* MATERIAL TO PROCESS
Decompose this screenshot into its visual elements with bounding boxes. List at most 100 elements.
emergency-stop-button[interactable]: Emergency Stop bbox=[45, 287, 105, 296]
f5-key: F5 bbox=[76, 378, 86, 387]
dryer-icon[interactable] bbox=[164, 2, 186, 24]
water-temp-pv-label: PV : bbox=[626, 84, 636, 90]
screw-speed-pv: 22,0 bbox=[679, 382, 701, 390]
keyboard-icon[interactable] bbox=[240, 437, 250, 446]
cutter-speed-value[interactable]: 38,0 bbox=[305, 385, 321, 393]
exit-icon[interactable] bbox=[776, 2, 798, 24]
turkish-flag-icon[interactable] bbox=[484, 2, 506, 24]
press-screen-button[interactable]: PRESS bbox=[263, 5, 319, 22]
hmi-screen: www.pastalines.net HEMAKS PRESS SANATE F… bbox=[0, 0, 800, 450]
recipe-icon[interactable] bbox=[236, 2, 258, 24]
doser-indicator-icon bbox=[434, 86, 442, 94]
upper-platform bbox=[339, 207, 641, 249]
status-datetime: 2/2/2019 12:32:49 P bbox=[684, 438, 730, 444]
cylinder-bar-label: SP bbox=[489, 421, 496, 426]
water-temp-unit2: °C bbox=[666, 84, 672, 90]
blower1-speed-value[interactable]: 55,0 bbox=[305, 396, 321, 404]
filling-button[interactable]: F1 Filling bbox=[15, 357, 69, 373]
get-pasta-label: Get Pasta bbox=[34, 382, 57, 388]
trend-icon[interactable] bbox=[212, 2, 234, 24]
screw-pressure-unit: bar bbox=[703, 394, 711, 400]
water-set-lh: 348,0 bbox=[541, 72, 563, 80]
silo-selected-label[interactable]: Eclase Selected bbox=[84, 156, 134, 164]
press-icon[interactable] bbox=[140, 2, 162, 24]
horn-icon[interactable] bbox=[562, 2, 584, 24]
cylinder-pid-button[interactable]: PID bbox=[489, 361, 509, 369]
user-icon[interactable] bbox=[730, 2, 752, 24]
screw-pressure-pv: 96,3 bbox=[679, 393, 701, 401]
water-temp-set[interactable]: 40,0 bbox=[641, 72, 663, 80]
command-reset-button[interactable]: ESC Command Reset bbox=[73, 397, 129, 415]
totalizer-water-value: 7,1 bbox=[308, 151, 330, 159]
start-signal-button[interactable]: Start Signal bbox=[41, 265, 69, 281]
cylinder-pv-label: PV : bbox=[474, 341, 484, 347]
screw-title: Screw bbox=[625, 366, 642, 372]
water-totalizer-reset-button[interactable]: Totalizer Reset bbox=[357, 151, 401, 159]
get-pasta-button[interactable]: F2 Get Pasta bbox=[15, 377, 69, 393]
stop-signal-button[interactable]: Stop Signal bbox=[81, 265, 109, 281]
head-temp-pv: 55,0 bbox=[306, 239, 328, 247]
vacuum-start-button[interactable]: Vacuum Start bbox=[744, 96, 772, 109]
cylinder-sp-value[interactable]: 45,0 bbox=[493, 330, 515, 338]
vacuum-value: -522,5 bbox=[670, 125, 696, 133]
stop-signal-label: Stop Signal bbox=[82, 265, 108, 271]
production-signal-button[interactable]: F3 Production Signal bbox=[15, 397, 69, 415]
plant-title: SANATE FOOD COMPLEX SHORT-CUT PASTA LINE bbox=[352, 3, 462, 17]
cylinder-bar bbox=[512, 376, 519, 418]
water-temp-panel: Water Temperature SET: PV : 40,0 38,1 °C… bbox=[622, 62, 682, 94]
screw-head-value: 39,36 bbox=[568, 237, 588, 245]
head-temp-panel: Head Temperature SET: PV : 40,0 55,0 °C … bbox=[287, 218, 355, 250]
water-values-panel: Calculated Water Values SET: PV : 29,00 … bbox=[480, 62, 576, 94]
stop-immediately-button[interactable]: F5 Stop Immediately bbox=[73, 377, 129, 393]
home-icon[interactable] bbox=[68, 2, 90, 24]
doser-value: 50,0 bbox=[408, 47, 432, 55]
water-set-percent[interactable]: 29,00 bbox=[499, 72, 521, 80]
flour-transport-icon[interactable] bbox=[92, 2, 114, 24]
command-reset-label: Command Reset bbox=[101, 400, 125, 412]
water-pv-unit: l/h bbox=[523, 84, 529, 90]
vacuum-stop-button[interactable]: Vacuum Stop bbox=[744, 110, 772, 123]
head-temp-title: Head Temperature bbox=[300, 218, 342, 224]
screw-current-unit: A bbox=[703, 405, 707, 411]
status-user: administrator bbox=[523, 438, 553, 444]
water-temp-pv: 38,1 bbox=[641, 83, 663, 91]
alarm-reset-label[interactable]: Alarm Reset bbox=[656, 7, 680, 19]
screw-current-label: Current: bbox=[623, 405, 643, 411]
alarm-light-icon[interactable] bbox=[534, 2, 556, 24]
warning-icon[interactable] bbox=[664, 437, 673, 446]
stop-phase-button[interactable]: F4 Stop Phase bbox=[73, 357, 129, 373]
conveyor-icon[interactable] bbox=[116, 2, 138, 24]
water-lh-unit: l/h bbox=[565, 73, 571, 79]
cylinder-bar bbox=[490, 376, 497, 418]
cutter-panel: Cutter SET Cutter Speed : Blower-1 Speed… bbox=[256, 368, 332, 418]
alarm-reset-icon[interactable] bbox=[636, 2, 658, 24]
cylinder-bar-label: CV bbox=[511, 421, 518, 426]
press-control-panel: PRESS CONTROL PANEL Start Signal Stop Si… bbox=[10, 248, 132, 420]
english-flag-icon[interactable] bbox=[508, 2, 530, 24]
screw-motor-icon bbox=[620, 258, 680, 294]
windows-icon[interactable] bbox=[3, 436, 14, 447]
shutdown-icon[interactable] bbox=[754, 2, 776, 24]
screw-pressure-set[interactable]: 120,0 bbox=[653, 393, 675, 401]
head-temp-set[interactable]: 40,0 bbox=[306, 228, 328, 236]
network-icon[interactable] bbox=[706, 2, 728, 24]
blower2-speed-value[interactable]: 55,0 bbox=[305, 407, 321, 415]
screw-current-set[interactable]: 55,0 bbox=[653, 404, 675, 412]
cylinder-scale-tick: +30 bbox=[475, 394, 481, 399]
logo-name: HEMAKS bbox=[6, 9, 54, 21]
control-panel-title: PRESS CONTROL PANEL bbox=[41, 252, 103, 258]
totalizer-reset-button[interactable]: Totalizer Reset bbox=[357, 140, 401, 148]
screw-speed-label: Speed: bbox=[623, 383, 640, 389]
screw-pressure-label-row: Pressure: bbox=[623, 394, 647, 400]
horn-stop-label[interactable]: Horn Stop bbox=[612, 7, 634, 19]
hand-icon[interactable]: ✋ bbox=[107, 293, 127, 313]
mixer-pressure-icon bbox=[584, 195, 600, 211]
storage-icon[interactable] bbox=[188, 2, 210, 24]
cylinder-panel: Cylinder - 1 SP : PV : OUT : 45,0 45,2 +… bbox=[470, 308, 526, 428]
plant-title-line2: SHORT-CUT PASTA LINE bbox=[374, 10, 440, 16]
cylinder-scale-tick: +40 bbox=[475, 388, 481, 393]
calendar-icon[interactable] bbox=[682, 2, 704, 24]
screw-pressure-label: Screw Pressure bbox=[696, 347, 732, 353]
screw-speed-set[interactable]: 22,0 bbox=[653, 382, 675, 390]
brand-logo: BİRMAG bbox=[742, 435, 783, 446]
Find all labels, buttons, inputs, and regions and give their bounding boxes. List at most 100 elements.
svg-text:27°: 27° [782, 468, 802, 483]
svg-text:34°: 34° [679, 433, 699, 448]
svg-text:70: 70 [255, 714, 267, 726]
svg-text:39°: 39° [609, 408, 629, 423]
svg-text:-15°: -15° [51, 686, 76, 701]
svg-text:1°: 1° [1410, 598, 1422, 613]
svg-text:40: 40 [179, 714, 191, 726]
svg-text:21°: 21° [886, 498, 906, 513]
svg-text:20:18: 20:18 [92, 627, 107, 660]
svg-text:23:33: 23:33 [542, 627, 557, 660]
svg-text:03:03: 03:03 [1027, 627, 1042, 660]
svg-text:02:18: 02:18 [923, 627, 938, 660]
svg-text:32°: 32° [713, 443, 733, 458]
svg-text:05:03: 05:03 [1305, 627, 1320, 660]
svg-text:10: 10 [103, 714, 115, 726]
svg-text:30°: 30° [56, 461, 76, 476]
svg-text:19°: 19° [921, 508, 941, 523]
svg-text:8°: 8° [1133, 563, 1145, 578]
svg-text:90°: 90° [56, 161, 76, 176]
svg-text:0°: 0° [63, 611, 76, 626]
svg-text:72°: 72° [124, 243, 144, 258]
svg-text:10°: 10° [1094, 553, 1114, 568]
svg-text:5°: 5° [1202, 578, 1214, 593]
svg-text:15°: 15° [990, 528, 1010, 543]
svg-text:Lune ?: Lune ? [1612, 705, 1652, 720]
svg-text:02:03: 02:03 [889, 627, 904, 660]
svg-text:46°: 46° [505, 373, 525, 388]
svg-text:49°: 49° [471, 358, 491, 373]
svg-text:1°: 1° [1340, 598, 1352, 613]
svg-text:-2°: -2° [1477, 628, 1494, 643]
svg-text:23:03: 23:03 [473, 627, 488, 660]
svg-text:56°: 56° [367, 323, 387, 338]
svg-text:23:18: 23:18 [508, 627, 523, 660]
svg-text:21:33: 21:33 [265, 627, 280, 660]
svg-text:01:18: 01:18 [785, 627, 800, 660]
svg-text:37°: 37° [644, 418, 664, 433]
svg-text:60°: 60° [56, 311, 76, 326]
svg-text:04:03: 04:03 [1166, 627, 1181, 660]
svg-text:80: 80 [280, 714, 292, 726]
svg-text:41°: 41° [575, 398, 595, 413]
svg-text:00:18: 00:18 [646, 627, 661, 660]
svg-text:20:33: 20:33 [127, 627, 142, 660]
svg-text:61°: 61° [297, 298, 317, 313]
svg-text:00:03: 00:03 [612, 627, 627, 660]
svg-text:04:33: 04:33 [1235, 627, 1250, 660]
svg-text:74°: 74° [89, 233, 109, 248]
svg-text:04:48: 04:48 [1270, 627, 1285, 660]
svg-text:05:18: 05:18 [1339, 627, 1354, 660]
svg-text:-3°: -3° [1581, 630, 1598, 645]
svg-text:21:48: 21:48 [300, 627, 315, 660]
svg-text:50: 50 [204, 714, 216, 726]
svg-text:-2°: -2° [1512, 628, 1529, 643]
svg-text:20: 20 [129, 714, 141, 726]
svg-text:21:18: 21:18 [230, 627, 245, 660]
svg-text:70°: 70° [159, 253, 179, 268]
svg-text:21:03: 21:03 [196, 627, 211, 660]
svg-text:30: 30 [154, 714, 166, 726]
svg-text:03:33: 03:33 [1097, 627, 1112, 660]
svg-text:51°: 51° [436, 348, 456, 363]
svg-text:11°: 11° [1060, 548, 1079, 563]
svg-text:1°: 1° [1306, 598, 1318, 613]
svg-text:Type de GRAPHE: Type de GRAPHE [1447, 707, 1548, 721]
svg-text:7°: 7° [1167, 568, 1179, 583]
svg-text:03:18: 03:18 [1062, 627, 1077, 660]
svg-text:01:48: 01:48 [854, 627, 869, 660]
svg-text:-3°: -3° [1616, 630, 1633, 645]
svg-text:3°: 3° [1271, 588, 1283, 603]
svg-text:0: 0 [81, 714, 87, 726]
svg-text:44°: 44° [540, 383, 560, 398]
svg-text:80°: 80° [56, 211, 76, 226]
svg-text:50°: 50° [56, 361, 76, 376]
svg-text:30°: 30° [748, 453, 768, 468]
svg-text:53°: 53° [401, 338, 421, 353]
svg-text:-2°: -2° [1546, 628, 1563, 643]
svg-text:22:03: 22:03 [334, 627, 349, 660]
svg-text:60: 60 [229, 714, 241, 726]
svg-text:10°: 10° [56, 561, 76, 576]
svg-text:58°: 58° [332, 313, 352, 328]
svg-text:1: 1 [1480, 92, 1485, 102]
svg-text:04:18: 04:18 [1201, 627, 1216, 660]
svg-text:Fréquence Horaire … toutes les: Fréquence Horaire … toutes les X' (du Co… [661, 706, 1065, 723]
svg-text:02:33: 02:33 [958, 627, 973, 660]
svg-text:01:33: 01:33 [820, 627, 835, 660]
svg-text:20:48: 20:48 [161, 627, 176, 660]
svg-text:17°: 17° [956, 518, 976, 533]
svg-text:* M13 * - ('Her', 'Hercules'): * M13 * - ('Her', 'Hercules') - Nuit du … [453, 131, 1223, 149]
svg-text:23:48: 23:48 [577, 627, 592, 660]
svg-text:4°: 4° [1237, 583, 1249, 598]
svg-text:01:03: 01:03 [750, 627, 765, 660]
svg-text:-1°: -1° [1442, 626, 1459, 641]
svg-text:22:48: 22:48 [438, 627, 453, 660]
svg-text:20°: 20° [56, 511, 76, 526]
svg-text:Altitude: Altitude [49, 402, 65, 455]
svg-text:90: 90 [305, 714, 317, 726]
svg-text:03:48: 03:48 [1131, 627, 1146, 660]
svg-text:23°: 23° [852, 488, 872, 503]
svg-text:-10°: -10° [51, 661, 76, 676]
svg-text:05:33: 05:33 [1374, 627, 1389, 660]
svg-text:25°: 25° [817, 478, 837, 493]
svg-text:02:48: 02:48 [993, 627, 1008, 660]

* TASK DESCRIPTION
Reproduce verbatim the stretch of the items above that runs from their first line through the line containing "silo-selected-label[interactable]: Eclase Selected", including both of those lines.

* REPLY TO THE EXERCISE
Decompose this screenshot into its visual elements with bounding boxes. List at most 100 elements.
emergency-stop-button[interactable]: Emergency Stop bbox=[45, 287, 105, 296]
f5-key: F5 bbox=[76, 378, 86, 387]
dryer-icon[interactable] bbox=[164, 2, 186, 24]
water-temp-pv-label: PV : bbox=[626, 84, 636, 90]
screw-speed-pv: 22,0 bbox=[679, 382, 701, 390]
keyboard-icon[interactable] bbox=[240, 437, 250, 446]
cutter-speed-value[interactable]: 38,0 bbox=[305, 385, 321, 393]
exit-icon[interactable] bbox=[776, 2, 798, 24]
turkish-flag-icon[interactable] bbox=[484, 2, 506, 24]
press-screen-button[interactable]: PRESS bbox=[263, 5, 319, 22]
hmi-screen: www.pastalines.net HEMAKS PRESS SANATE F… bbox=[0, 0, 800, 450]
recipe-icon[interactable] bbox=[236, 2, 258, 24]
doser-indicator-icon bbox=[434, 86, 442, 94]
upper-platform bbox=[339, 207, 641, 249]
status-datetime: 2/2/2019 12:32:49 P bbox=[684, 438, 730, 444]
cylinder-bar-label: SP bbox=[489, 421, 496, 426]
water-temp-unit2: °C bbox=[666, 84, 672, 90]
blower1-speed-value[interactable]: 55,0 bbox=[305, 396, 321, 404]
filling-button[interactable]: F1 Filling bbox=[15, 357, 69, 373]
get-pasta-label: Get Pasta bbox=[34, 382, 57, 388]
trend-icon[interactable] bbox=[212, 2, 234, 24]
screw-pressure-unit: bar bbox=[703, 394, 711, 400]
water-set-lh: 348,0 bbox=[541, 72, 563, 80]
silo-selected-label[interactable]: Eclase Selected bbox=[84, 156, 134, 164]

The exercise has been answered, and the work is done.